**Problem to solve:**
Because the material must match the original, reproduce every line of it exactly.

**Input material:**
━━━━━━━━━━━━━━━━━━━━━━━━━━━━━━

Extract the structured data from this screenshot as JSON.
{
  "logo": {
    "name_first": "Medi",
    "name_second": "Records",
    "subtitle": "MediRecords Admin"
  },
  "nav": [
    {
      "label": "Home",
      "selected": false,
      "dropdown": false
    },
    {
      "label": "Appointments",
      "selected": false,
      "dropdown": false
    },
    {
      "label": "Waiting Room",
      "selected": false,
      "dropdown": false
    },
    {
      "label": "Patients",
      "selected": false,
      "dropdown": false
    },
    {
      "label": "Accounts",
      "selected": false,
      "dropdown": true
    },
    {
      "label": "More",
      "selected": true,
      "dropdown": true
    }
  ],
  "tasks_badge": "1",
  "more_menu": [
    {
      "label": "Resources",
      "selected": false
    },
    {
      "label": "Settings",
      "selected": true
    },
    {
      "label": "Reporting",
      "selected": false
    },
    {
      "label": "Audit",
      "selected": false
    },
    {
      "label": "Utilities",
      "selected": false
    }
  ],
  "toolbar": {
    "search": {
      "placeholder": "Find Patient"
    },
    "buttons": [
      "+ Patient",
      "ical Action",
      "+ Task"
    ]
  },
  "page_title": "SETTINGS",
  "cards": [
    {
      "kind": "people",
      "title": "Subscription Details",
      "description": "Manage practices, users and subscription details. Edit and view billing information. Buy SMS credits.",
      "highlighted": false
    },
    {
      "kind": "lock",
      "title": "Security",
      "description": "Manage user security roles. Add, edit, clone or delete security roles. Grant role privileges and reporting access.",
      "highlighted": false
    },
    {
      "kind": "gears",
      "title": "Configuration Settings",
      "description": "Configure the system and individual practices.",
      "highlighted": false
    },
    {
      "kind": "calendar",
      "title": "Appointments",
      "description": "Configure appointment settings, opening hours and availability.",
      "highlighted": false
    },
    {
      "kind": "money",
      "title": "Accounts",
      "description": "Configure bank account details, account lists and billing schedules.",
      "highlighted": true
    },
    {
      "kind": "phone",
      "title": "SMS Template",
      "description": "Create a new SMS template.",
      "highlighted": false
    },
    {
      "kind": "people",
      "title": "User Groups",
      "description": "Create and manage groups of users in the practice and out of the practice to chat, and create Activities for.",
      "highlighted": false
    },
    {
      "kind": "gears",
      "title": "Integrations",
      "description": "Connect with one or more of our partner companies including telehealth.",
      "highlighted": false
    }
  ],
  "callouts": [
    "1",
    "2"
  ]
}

━━━━━━━━━━━━━━━━━━━━━━━━━━━━━━

**Written solution:**
Extract the structured data from this screenshot as JSON.
{
  "logo": {
    "name_first": "Medi",
    "name_second": "Records",
    "subtitle": "MediRecords Admin"
  },
  "nav": [
    {
      "label": "Home",
      "selected": false,
      "dropdown": false
    },
    {
      "label": "Appointments",
      "selected": false,
      "dropdown": false
    },
    {
      "label": "Waiting Room",
      "selected": false,
      "dropdown": false
    },
    {
      "label": "Patients",
      "selected": false,
      "dropdown": false
    },
    {
      "label": "Accounts",
      "selected": false,
      "dropdown": true
    },
    {
      "label": "More",
      "selected": true,
      "dropdown": true
    }
  ],
  "tasks_badge": "1",
  "more_menu": [
    {
      "label": "Resources",
      "selected": false
    },
    {
      "label": "Settings",
      "selected": true
    },
    {
      "label": "Reporting",
      "selected": false
    },
    {
      "label": "Audit",
      "selected": false
    },
    {
      "label": "Utilities",
      "selected": false
    }
  ],
  "toolbar": {
    "search": {
      "placeholder": "Find Patient"
    },
    "buttons": [
      "+ Patient",
      "ical Action",
      "+ Task"
    ]
  },
  "page_title": "SETTINGS",
  "cards": [
    {
      "kind": "people",
      "title": "Subscription Details",
      "description": "Manage practices, users and subscription details. Edit and view billing information. Buy SMS credits.",
      "highlighted": false
    },
    {
      "kind": "lock",
      "title": "Security",
      "description": "Manage user security roles. Add, edit, clone or delete security roles. Grant role privileges and reporting access.",
      "highlighted": false
    },
    {
      "kind": "gears",
      "title": "Configuration Settings",
      "description": "Configure the system and individual practices.",
      "highlighted": false
    },
    {
      "kind": "calendar",
      "title": "Appointments",
      "description": "Configure appointment settings, opening hours and availability.",
      "highlighted": false
    },
    {
      "kind": "money",
      "title": "Accounts",
      "description": "Configure bank account details, account lists and billing schedules.",
      "highlighted": true
    },
    {
      "kind": "phone",
      "title": "SMS Template",
      "description": "Create a new SMS template.",
      "highlighted": false
    },
    {
      "kind": "people",
      "title": "User Groups",
      "description": "Create and manage groups of users in the practice and out of the practice to chat, and create Activities for.",
      "highlighted": false
    },
    {
      "kind": "gears",
      "title": "Integrations",
      "description": "Connect with one or more of our partner companies including telehealth.",
      "highlighted": false
    }
  ],
  "callouts": [
    "1",
    "2"
  ]
}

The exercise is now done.